* Exercise *
In the data below, find each line containing the string "true" and return it.

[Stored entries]
++++++

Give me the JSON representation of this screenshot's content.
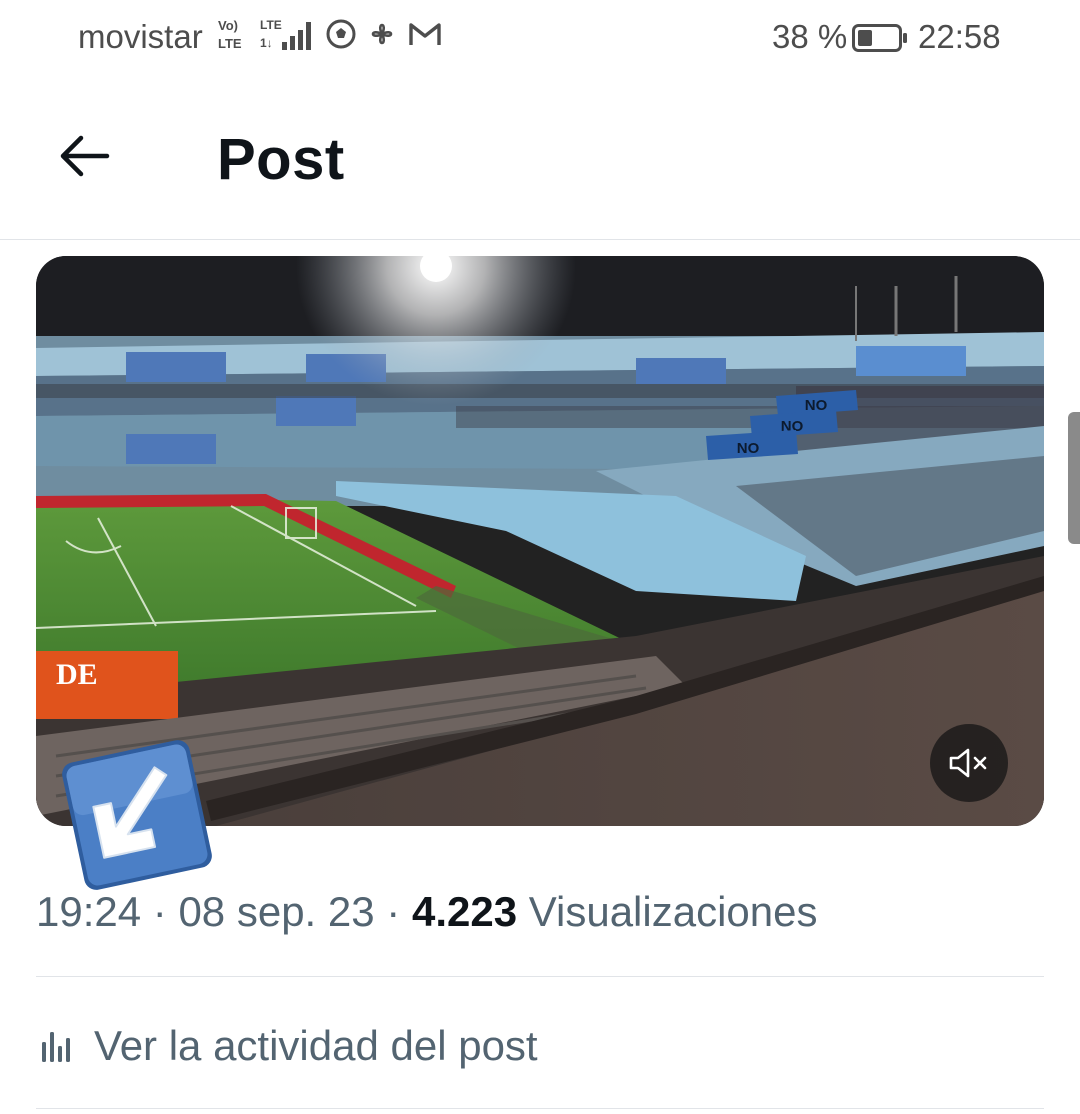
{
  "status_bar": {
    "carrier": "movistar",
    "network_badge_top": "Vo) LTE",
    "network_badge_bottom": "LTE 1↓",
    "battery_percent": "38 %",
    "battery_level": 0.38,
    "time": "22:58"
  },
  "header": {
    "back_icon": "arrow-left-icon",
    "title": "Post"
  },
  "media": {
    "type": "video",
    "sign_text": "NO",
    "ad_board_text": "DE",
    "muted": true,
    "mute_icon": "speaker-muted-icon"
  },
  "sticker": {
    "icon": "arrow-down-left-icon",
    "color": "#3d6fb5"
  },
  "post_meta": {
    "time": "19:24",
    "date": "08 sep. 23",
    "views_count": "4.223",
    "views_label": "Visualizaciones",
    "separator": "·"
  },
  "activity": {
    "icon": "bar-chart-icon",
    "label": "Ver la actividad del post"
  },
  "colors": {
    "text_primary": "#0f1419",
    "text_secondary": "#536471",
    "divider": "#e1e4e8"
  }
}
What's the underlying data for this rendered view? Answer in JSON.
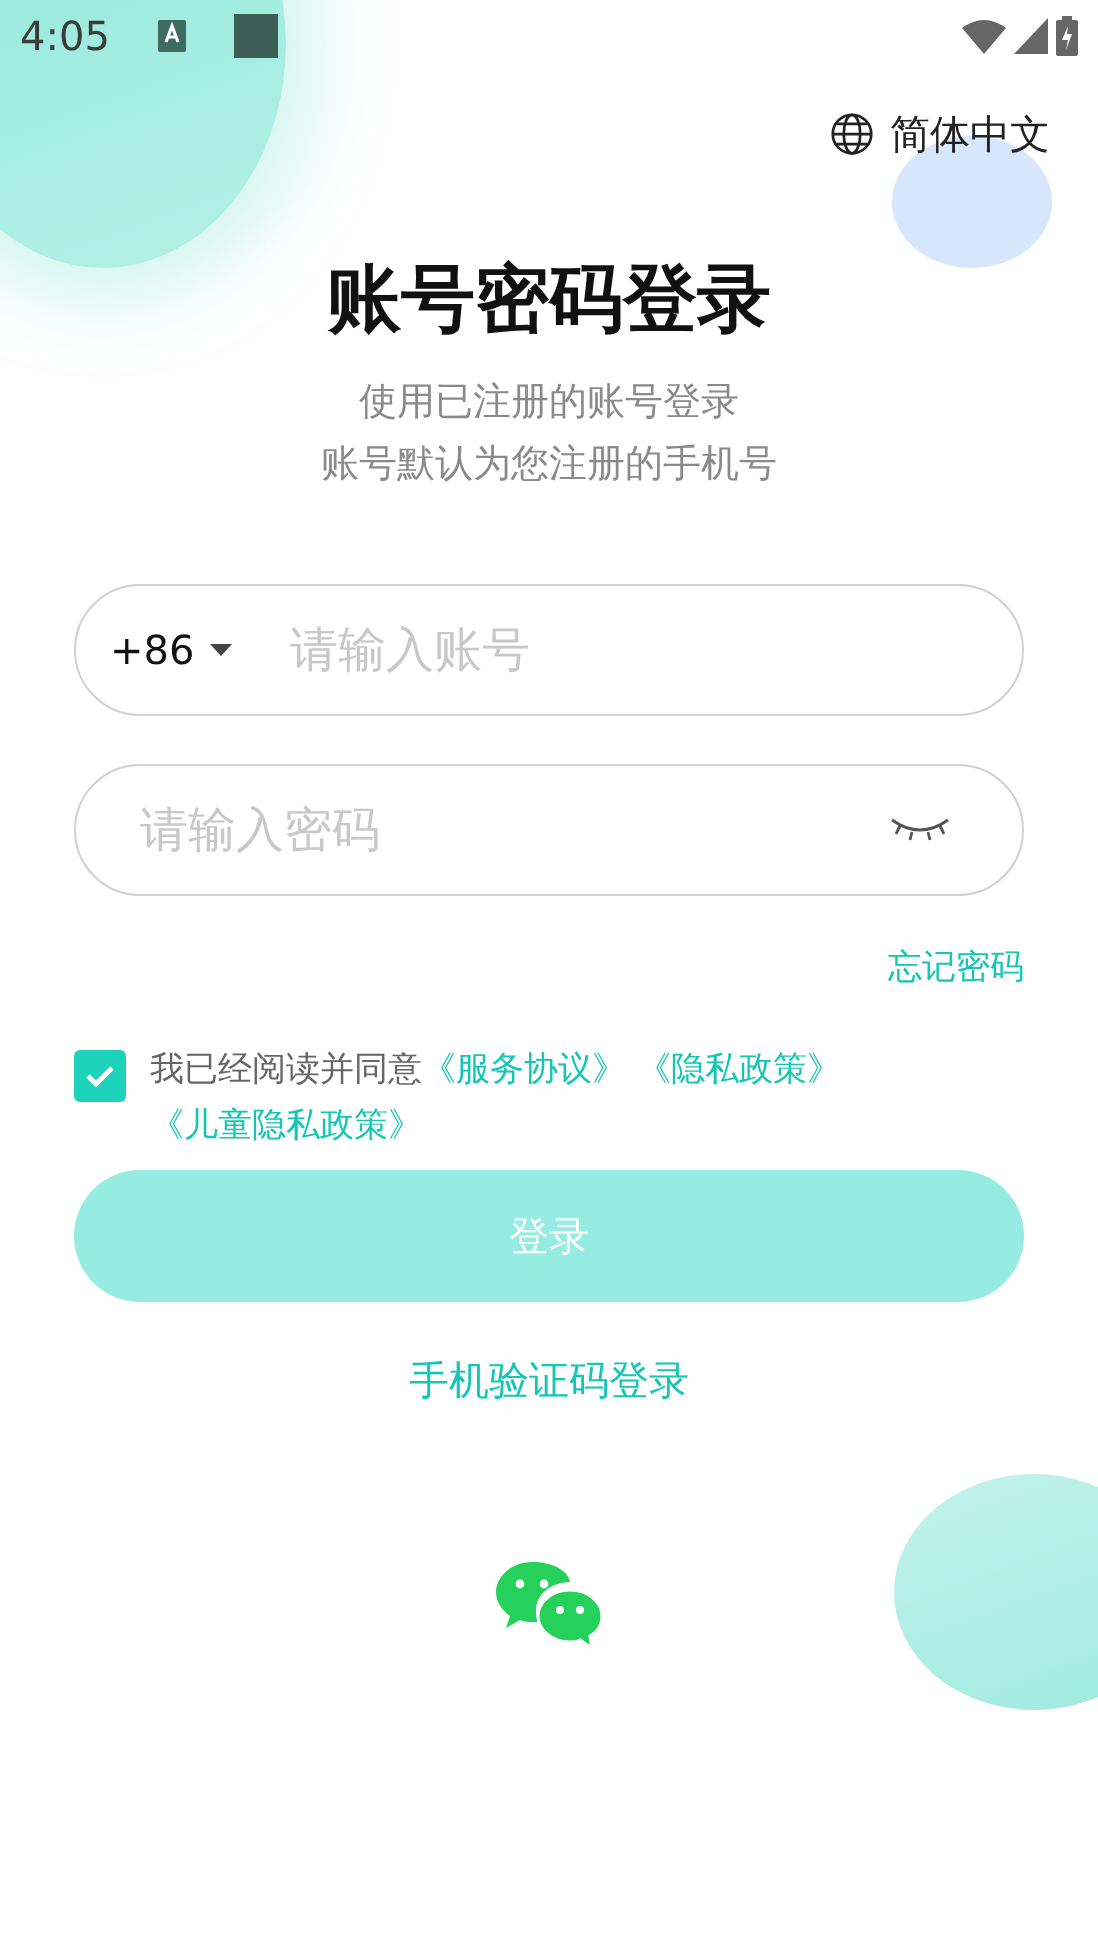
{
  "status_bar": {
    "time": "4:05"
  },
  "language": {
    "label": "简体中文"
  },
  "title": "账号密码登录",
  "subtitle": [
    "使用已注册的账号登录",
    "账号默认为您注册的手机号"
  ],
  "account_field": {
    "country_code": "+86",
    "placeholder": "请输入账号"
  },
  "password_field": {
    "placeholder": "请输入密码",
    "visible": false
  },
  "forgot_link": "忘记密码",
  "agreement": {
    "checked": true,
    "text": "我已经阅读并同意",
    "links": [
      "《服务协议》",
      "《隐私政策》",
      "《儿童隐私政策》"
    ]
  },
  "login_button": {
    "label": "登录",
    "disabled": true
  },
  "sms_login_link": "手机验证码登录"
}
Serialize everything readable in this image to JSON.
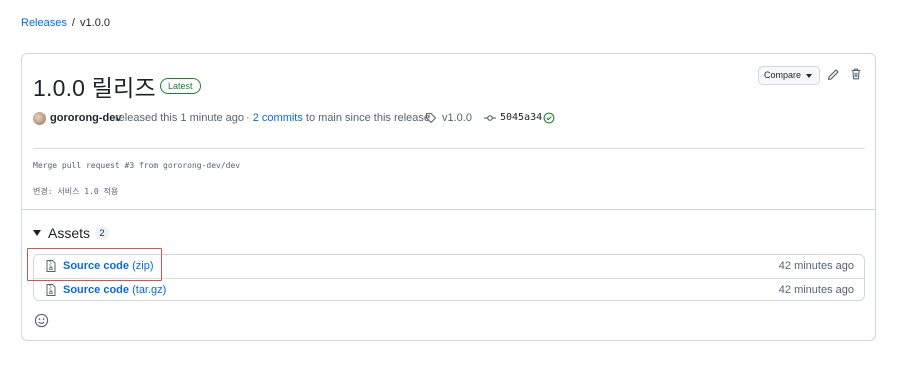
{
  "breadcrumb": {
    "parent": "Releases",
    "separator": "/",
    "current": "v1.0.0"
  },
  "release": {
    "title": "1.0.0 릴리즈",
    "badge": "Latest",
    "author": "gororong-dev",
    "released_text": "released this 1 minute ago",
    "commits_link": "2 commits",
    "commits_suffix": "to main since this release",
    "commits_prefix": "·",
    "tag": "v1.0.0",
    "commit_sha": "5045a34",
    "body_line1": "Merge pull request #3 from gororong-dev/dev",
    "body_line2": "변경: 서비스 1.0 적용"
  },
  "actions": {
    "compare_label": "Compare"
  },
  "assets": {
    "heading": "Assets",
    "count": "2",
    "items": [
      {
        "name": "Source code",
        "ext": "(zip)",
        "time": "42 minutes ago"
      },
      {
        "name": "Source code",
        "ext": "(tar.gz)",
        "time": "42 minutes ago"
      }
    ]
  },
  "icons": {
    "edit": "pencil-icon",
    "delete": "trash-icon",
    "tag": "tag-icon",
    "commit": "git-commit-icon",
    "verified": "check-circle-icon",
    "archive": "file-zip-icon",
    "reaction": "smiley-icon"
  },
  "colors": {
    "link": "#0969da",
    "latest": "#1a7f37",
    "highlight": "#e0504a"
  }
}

++++++

* The response *
    "muted": true,
    "checked": true,
    "disabled": true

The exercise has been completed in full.